[begin INPUT]

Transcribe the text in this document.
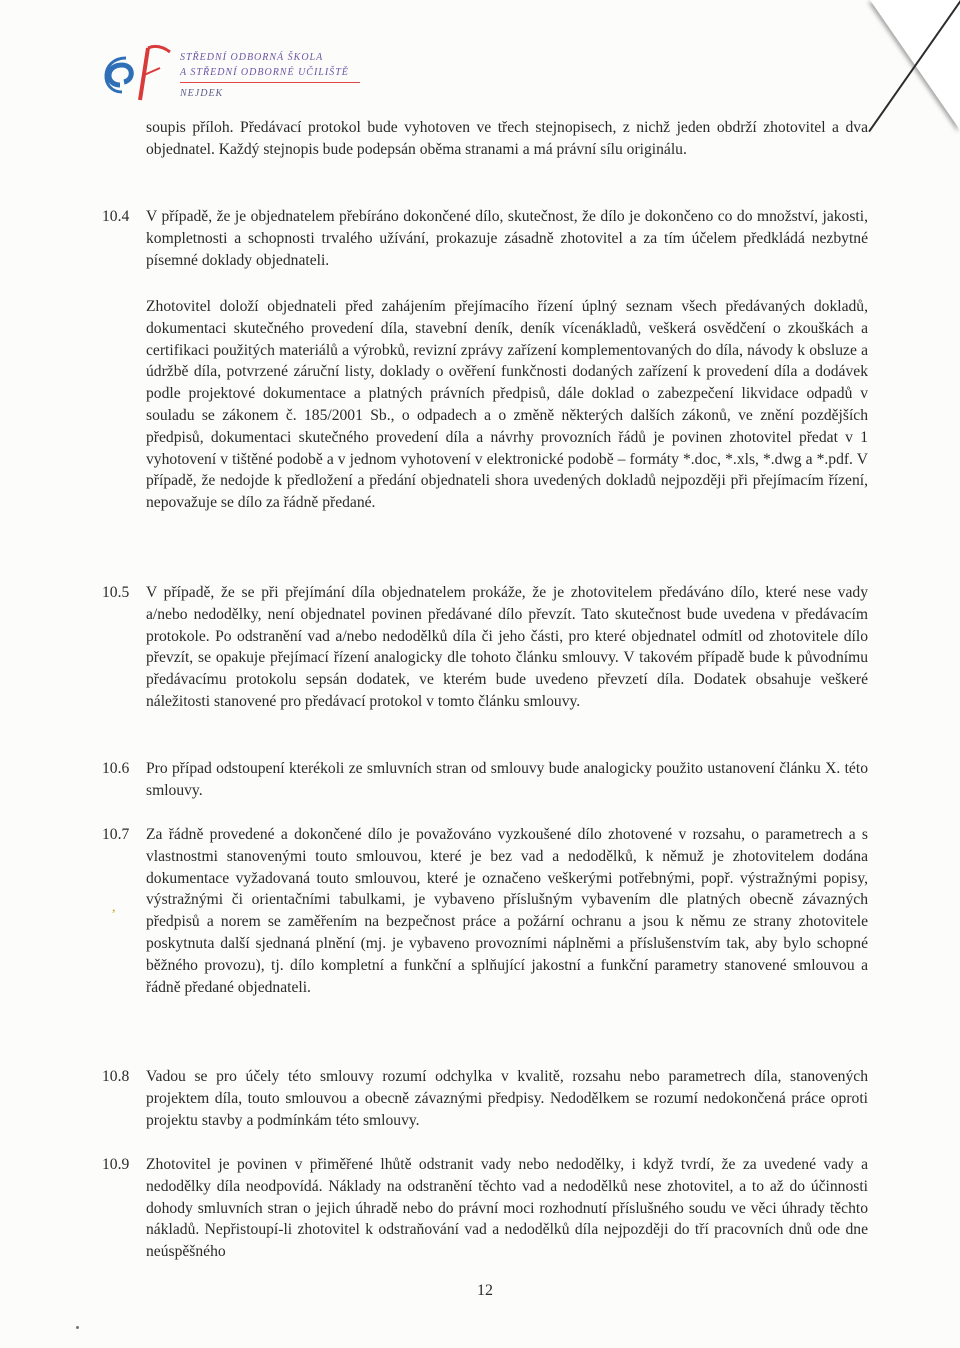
STŘEDNÍ ODBORNÁ ŠKOLA
A STŘEDNÍ ODBORNÉ UČILIŠTĚ
NEJDEK
soupis příloh. Předávací protokol bude vyhotoven ve třech stejnopisech, z nichž jeden obdrží zhotovitel a dva objednatel. Každý stejnopis bude podepsán oběma stranami a má právní sílu originálu.
10.4	V případě, že je objednatelem přebíráno dokončené dílo, skutečnost, že dílo je dokončeno co do množství, jakosti, kompletnosti a schopnosti trvalého užívání, prokazuje zásadně zhotovitel a za tím účelem předkládá nezbytné písemné doklady objednateli.
Zhotovitel doloží objednateli před zahájením přejímacího řízení úplný seznam všech předávaných dokladů, dokumentaci skutečného provedení díla, stavební deník, deník vícenákladů, veškerá osvědčení o zkouškách a certifikaci použitých materiálů a výrobků, revizní zprávy zařízení komplementovaných do díla, návody k obsluze a údržbě díla, potvrzené záruční listy, doklady o ověření funkčnosti dodaných zařízení k provedení díla a dodávek podle projektové dokumentace a platných právních předpisů, dále doklad o zabezpečení likvidace odpadů v souladu se zákonem č. 185/2001 Sb., o odpadech a o změně některých dalších zákonů, ve znění pozdějších předpisů, dokumentaci skutečného provedení díla a návrhy provozních řádů je povinen zhotovitel předat v 1 vyhotovení v tištěné podobě a v jednom vyhotovení v elektronické podobě – formáty *.doc, *.xls, *.dwg a *.pdf. V případě, že nedojde k předložení a předání objednateli shora uvedených dokladů nejpozději při přejímacím řízení, nepovažuje se dílo za řádně předané.
10.5	V případě, že se při přejímání díla objednatelem prokáže, že je zhotovitelem předáváno dílo, které nese vady a/nebo nedodělky, není objednatel povinen předávané dílo převzít. Tato skutečnost bude uvedena v předávacím protokole. Po odstranění vad a/nebo nedodělků díla či jeho části, pro které objednatel odmítl od zhotovitele dílo převzít, se opakuje přejímací řízení analogicky dle tohoto článku smlouvy. V takovém případě bude k původnímu předávacímu protokolu sepsán dodatek, ve kterém bude uvedeno převzetí díla. Dodatek obsahuje veškeré náležitosti stanovené pro předávací protokol v tomto článku smlouvy.
10.6	Pro případ odstoupení kterékoli ze smluvních stran od smlouvy bude analogicky použito ustanovení článku X. této smlouvy.
10.7	Za řádně provedené a dokončené dílo je považováno vyzkoušené dílo zhotovené v rozsahu, o parametrech a s vlastnostmi stanovenými touto smlouvou, které je bez vad a nedodělků, k němuž je zhotovitelem dodána dokumentace vyžadovaná touto smlouvou, které je označeno veškerými potřebnými, popř. výstražnými popisy, výstražnými či orientačními tabulkami, je vybaveno příslušným vybavením dle platných obecně závazných předpisů a norem se zaměřením na bezpečnost práce a požární ochranu a jsou k němu ze strany zhotovitele poskytnuta další sjednaná plnění (mj. je vybaveno provozními náplněmi a příslušenstvím tak, aby bylo schopné běžného provozu), tj. dílo kompletní a funkční a splňující jakostní a funkční parametry stanovené smlouvou a řádně předané objednateli.
,
10.8	Vadou se pro účely této smlouvy rozumí odchylka v kvalitě, rozsahu nebo parametrech díla, stanovených projektem díla, touto smlouvou a obecně závaznými předpisy. Nedodělkem se rozumí nedokončená práce oproti projektu stavby a podmínkám této smlouvy.
10.9	Zhotovitel je povinen v přiměřené lhůtě odstranit vady nebo nedodělky, i když tvrdí, že za uvedené vady a nedodělky díla neodpovídá. Náklady na odstranění těchto vad a nedodělků nese zhotovitel, a to až do účinnosti dohody smluvních stran o jejich úhradě nebo do právní moci rozhodnutí příslušného soudu ve věci úhrady těchto nákladů. Nepřistoupí-li zhotovitel k odstraňování vad a nedodělků díla nejpozději do tří pracovních dnů ode dne neúspěšného
12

[end INPUT]

--- WRITTEN PROBLEM ---
Write out the records above exactly as they stand, leaving out every picture.

--- CORRECT RESPONSE ---
Transcribe the text in this document.
STŘEDNÍ ODBORNÁ ŠKOLA
A STŘEDNÍ ODBORNÉ UČILIŠTĚ
NEJDEK
soupis příloh. Předávací protokol bude vyhotoven ve třech stejnopisech, z nichž jeden obdrží zhotovitel a dva objednatel. Každý stejnopis bude podepsán oběma stranami a má právní sílu originálu.
10.4	V případě, že je objednatelem přebíráno dokončené dílo, skutečnost, že dílo je dokončeno co do množství, jakosti, kompletnosti a schopnosti trvalého užívání, prokazuje zásadně zhotovitel a za tím účelem předkládá nezbytné písemné doklady objednateli.
Zhotovitel doloží objednateli před zahájením přejímacího řízení úplný seznam všech předávaných dokladů, dokumentaci skutečného provedení díla, stavební deník, deník vícenákladů, veškerá osvědčení o zkouškách a certifikaci použitých materiálů a výrobků, revizní zprávy zařízení komplementovaných do díla, návody k obsluze a údržbě díla, potvrzené záruční listy, doklady o ověření funkčnosti dodaných zařízení k provedení díla a dodávek podle projektové dokumentace a platných právních předpisů, dále doklad o zabezpečení likvidace odpadů v souladu se zákonem č. 185/2001 Sb., o odpadech a o změně některých dalších zákonů, ve znění pozdějších předpisů, dokumentaci skutečného provedení díla a návrhy provozních řádů je povinen zhotovitel předat v 1 vyhotovení v tištěné podobě a v jednom vyhotovení v elektronické podobě – formáty *.doc, *.xls, *.dwg a *.pdf. V případě, že nedojde k předložení a předání objednateli shora uvedených dokladů nejpozději při přejímacím řízení, nepovažuje se dílo za řádně předané.
10.5	V případě, že se při přejímání díla objednatelem prokáže, že je zhotovitelem předáváno dílo, které nese vady a/nebo nedodělky, není objednatel povinen předávané dílo převzít. Tato skutečnost bude uvedena v předávacím protokole. Po odstranění vad a/nebo nedodělků díla či jeho části, pro které objednatel odmítl od zhotovitele dílo převzít, se opakuje přejímací řízení analogicky dle tohoto článku smlouvy. V takovém případě bude k původnímu předávacímu protokolu sepsán dodatek, ve kterém bude uvedeno převzetí díla. Dodatek obsahuje veškeré náležitosti stanovené pro předávací protokol v tomto článku smlouvy.
10.6	Pro případ odstoupení kterékoli ze smluvních stran od smlouvy bude analogicky použito ustanovení článku X. této smlouvy.
10.7	Za řádně provedené a dokončené dílo je považováno vyzkoušené dílo zhotovené v rozsahu, o parametrech a s vlastnostmi stanovenými touto smlouvou, které je bez vad a nedodělků, k němuž je zhotovitelem dodána dokumentace vyžadovaná touto smlouvou, které je označeno veškerými potřebnými, popř. výstražnými popisy, výstražnými či orientačními tabulkami, je vybaveno příslušným vybavením dle platných obecně závazných předpisů a norem se zaměřením na bezpečnost práce a požární ochranu a jsou k němu ze strany zhotovitele poskytnuta další sjednaná plnění (mj. je vybaveno provozními náplněmi a příslušenstvím tak, aby bylo schopné běžného provozu), tj. dílo kompletní a funkční a splňující jakostní a funkční parametry stanovené smlouvou a řádně předané objednateli.
,
10.8	Vadou se pro účely této smlouvy rozumí odchylka v kvalitě, rozsahu nebo parametrech díla, stanovených projektem díla, touto smlouvou a obecně závaznými předpisy. Nedodělkem se rozumí nedokončená práce oproti projektu stavby a podmínkám této smlouvy.
10.9	Zhotovitel je povinen v přiměřené lhůtě odstranit vady nebo nedodělky, i když tvrdí, že za uvedené vady a nedodělky díla neodpovídá. Náklady na odstranění těchto vad a nedodělků nese zhotovitel, a to až do účinnosti dohody smluvních stran o jejich úhradě nebo do právní moci rozhodnutí příslušného soudu ve věci úhrady těchto nákladů. Nepřistoupí-li zhotovitel k odstraňování vad a nedodělků díla nejpozději do tří pracovních dnů ode dne neúspěšného
12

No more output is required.